You can do it, its just not advisable.  id say your best bet, is an air matress in a REALLY big tent, it works fine, and to prevent leakage, throw a tarp over it and seal it using an anti-water spray sealant.  its even cheaper than a Uhaul rental... at least where i lived...


----------



## Vaelarsa (Oct 19, 2009)

Tell your sister to suck it up and leave her dogs with someone, or she doesn't need to come?
May sound dickish, but seriously, bringing her dogs isn't worth you endangering yourself or your merchandise.

But my advice is set up a small sleeping space in the back of a van, or the back seat of a van.
I'd rather be in a tent myself, but vans are easy and safe to sleep in.


----------



## Smelge (Oct 19, 2009)

Transit van.

Plenty of room in the back for several to sleep, opens from the inside, chuck a load of sheets/duvets and shit on the floor for comfort. Win.


----------



## Shay Feral (Oct 19, 2009)

I personally wouldn't camp in a Uhaul, it would take away from the charm of camping to begin with IMO...


----------



## Ilayas (Oct 19, 2009)

For the cost of renting a u-haul I'm sure you could rent a rather large van for the weekend. Should be more then enough space to fit 3 of you.  You could try renting a tent as well (I don't know if that's an option).  If you are too tired to take down the tent perhaps you should ask for some help from those that are going with you.   Also if you plan on camping a lot in the future invest in a better sleeping bag.  

And then there's the pick up with a cover option.   My sister and a bunch of other wildlife majors camped their way across the south west one spring break (it was really cold out) sleeping the back of a pick up (among other things).  

As others have mentioned I think it'd be wise to leave the dogs at home.  Perhaps have your sister get a neighbor or friend to look after them.  Heck as a kid I used to dog sit all the time for the people that lived around me.  $20 or so bucks to check in on the dogs 3 times a day for a weekend is easy money.

(Layout dataset entries)
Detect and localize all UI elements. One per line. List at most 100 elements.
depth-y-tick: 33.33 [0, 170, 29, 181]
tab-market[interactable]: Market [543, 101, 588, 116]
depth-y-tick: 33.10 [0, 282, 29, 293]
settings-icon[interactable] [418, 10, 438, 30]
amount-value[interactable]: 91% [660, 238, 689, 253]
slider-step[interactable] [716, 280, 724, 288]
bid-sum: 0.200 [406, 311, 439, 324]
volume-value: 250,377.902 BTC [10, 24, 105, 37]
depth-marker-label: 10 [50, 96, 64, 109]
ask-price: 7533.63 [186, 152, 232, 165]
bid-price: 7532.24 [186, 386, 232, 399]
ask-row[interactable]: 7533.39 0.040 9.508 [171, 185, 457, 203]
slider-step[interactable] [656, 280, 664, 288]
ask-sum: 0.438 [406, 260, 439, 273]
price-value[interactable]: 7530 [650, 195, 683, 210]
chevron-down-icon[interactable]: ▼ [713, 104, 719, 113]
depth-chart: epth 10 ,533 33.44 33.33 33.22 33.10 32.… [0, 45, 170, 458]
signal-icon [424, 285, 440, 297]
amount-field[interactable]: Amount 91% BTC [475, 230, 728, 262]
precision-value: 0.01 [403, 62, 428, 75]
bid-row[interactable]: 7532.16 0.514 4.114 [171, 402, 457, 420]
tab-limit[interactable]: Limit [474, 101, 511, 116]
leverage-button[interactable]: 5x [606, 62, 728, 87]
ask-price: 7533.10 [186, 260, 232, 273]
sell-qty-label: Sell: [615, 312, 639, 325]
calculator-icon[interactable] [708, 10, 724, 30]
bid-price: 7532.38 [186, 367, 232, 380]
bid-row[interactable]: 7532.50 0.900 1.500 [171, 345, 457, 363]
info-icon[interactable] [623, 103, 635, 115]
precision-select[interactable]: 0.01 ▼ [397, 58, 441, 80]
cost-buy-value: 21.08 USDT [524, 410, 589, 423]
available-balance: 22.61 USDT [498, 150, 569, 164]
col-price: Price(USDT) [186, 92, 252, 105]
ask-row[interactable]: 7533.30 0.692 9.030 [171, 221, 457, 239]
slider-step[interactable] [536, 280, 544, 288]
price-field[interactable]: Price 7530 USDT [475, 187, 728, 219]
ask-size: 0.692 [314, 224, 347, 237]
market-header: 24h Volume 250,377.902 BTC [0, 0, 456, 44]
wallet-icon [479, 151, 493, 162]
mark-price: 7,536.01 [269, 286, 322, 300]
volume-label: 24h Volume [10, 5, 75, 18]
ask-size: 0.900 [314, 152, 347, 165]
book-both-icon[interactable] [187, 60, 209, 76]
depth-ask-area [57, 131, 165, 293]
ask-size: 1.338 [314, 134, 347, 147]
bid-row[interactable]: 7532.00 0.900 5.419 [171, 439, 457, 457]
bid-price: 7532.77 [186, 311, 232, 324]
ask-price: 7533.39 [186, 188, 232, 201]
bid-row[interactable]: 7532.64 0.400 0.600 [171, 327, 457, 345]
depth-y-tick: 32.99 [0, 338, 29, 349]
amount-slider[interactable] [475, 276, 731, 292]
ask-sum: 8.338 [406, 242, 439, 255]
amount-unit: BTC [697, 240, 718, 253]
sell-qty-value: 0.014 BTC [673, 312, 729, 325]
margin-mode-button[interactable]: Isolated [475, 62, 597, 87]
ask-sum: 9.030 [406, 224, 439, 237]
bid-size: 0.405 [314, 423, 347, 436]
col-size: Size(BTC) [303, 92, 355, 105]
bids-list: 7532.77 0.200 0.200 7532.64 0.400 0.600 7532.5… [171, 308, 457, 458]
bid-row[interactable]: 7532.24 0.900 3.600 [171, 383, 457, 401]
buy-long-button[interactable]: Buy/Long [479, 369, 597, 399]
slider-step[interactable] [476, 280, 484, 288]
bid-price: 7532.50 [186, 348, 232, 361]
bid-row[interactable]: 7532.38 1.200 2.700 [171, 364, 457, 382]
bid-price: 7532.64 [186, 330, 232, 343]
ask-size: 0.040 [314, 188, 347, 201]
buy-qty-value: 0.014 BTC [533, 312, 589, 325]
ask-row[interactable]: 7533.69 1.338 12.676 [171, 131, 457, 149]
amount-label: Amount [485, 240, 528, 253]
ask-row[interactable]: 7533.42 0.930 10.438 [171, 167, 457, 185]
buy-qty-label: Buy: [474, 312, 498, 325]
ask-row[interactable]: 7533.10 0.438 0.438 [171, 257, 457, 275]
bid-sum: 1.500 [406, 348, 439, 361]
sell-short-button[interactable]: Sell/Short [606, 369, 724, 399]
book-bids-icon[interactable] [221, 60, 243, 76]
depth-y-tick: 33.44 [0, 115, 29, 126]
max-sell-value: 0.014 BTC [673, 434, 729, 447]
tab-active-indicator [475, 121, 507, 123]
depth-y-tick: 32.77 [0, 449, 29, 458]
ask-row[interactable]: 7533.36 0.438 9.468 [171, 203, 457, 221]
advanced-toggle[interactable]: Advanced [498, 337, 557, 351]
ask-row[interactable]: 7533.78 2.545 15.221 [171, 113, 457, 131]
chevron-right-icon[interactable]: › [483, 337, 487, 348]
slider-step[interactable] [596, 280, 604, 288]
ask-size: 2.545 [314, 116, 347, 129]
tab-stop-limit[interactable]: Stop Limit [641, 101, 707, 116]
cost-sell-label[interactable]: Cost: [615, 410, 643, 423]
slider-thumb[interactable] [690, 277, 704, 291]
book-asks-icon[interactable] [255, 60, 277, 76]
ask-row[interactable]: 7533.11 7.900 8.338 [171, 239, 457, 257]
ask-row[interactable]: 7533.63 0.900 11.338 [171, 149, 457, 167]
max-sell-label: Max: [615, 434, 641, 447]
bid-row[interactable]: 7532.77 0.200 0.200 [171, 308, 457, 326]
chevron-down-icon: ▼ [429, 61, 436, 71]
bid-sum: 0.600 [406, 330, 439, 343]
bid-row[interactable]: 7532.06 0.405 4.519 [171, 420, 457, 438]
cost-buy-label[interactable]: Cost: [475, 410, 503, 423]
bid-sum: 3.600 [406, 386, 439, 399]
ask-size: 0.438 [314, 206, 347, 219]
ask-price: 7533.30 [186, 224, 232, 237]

* **Challenges**
A: Reproduce verbatim everything in the camping thread from "## Vaelarsa (Oct" down to "or your merchandise.".
B: In the camping thread, what kind of van does Smelge recommend?

* **Written responses**
A:
## Vaelarsa (Oct 19, 2009)

Tell your sister to suck it up and leave her dogs with someone, or she doesn't need to come?
May sound dickish, but seriously, bringing her dogs isn't worth you endangering yourself or your merchandise.

B: A Transit van.